• **Exercise brief**
Compute the number of lines that include the string "факту", then output that number and nothing else.

━━ Exercise input

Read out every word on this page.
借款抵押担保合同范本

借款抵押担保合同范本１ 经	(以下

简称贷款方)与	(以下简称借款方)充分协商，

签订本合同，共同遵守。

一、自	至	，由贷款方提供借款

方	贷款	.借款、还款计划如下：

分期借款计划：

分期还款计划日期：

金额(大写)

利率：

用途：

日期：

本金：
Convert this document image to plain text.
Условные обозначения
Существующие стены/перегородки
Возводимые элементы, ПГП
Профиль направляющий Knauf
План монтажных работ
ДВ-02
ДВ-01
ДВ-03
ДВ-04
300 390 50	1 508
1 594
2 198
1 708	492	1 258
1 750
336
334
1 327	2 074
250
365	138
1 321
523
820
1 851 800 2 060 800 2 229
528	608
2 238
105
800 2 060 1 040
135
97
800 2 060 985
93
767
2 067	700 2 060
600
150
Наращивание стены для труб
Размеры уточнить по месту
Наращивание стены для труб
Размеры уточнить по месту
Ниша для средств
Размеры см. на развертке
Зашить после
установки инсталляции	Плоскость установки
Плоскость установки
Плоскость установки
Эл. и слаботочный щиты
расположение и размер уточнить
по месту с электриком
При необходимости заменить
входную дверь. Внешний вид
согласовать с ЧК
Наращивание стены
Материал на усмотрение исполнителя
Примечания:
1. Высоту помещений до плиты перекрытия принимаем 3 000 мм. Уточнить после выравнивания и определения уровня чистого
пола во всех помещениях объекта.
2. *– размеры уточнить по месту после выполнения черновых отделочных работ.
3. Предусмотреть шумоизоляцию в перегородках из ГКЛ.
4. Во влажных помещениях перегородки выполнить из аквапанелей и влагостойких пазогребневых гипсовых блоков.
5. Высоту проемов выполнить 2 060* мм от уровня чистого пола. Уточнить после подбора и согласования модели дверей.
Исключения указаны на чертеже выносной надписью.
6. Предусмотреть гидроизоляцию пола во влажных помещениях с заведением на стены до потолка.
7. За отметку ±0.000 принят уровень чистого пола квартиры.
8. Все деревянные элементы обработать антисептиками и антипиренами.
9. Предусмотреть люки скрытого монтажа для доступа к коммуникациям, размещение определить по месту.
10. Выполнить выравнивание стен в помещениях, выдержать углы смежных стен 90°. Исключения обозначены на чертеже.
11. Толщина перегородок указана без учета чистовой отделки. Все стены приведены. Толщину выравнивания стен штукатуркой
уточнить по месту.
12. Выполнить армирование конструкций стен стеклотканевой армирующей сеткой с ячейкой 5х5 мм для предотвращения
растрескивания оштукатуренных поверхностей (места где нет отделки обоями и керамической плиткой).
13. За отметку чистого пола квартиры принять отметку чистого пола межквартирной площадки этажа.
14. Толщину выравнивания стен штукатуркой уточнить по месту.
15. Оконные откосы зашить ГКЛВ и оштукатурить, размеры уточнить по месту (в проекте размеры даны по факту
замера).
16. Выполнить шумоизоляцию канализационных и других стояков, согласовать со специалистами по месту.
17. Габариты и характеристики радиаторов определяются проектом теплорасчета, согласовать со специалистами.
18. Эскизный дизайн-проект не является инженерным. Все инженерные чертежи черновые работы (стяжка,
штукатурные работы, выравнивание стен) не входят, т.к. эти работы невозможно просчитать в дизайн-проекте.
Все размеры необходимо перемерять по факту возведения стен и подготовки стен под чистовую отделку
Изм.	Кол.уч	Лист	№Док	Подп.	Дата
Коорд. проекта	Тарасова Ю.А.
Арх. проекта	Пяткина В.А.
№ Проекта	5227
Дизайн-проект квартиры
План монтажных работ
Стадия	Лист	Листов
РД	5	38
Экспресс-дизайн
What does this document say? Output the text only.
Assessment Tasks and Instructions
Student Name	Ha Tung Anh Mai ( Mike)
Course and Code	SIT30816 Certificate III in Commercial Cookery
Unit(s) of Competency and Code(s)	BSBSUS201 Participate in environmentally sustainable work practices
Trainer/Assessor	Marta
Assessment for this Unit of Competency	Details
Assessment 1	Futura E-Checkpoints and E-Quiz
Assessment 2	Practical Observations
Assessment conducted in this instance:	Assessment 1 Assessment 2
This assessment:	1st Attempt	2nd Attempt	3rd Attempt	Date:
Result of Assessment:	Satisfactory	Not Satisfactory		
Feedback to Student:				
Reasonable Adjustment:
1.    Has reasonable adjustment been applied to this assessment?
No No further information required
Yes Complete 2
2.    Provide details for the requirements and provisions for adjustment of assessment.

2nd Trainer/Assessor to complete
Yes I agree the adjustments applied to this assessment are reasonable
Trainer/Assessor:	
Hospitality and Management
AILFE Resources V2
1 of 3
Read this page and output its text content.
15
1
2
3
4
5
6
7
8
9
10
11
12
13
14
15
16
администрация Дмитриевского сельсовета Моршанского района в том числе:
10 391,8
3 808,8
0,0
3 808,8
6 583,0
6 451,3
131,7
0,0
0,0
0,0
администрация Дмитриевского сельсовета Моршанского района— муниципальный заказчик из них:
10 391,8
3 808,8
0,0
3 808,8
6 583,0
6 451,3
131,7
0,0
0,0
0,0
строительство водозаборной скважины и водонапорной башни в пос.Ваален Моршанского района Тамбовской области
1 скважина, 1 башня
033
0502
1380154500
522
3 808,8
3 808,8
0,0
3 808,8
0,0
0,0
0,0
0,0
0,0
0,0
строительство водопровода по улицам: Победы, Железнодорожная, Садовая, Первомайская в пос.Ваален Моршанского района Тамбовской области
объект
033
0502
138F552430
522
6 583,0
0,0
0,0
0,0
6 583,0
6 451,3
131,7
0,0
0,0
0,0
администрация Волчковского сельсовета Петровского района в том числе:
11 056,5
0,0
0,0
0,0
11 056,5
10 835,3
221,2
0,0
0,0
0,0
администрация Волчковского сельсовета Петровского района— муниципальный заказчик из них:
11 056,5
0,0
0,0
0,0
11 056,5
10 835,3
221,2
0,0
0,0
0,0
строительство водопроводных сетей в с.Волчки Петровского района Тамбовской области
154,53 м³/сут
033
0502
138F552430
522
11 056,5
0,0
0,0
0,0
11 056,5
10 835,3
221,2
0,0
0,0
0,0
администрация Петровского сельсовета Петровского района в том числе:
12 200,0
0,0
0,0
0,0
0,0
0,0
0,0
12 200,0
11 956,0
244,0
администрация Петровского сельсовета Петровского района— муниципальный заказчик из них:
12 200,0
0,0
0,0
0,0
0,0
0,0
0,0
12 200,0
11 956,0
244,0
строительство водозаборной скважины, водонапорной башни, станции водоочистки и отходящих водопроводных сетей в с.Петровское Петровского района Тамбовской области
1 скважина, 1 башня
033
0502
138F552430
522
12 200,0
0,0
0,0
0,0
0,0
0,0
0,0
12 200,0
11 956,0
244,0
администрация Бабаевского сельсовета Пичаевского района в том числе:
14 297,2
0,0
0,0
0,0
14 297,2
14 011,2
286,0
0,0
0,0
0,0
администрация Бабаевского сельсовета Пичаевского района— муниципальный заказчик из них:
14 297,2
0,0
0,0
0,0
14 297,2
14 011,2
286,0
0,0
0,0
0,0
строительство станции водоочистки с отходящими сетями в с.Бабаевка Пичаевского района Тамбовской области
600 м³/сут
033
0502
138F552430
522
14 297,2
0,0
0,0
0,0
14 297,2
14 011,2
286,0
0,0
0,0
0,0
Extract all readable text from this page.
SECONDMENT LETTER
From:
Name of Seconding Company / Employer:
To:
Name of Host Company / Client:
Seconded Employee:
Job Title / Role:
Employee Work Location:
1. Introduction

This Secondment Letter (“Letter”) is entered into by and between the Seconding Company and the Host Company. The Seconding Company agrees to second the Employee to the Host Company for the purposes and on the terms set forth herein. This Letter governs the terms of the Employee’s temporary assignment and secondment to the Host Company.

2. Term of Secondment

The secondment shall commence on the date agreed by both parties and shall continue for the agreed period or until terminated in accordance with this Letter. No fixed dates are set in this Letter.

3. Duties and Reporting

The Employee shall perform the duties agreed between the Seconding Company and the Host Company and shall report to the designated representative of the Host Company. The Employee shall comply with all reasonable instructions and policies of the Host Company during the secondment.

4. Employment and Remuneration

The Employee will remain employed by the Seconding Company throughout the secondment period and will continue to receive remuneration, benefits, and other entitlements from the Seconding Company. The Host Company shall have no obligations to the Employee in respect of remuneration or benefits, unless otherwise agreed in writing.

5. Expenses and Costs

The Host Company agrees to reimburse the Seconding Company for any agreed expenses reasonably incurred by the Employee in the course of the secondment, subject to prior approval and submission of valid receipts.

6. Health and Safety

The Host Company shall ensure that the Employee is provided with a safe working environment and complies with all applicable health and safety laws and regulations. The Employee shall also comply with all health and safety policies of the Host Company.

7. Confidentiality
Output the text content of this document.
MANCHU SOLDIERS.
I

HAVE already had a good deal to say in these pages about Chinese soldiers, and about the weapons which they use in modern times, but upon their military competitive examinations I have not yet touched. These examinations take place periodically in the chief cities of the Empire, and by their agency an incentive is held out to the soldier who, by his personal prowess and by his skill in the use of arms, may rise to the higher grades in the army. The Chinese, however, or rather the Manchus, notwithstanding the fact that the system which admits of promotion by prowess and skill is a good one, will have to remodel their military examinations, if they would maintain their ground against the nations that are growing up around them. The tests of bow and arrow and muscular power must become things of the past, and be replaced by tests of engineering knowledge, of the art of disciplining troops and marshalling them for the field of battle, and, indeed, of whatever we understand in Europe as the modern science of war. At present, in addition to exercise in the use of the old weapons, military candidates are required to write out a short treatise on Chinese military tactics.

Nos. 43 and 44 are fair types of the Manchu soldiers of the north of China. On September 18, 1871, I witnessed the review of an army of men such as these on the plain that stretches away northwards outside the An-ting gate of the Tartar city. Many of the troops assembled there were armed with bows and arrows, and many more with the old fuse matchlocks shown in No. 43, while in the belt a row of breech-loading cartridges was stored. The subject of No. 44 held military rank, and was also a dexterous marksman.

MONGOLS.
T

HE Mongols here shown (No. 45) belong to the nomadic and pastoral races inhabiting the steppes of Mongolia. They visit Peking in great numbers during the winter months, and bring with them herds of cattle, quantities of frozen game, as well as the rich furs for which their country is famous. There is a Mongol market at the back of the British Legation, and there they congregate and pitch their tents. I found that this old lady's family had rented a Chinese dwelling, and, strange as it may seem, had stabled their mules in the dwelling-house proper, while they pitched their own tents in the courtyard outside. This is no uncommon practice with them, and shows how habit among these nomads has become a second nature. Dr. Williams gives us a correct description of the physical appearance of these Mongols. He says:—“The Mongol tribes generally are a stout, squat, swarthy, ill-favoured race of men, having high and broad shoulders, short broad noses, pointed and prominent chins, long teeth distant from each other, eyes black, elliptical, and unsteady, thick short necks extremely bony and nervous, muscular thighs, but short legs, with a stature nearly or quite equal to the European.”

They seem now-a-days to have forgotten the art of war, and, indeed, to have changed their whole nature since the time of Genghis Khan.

━━━━

• **Response**
2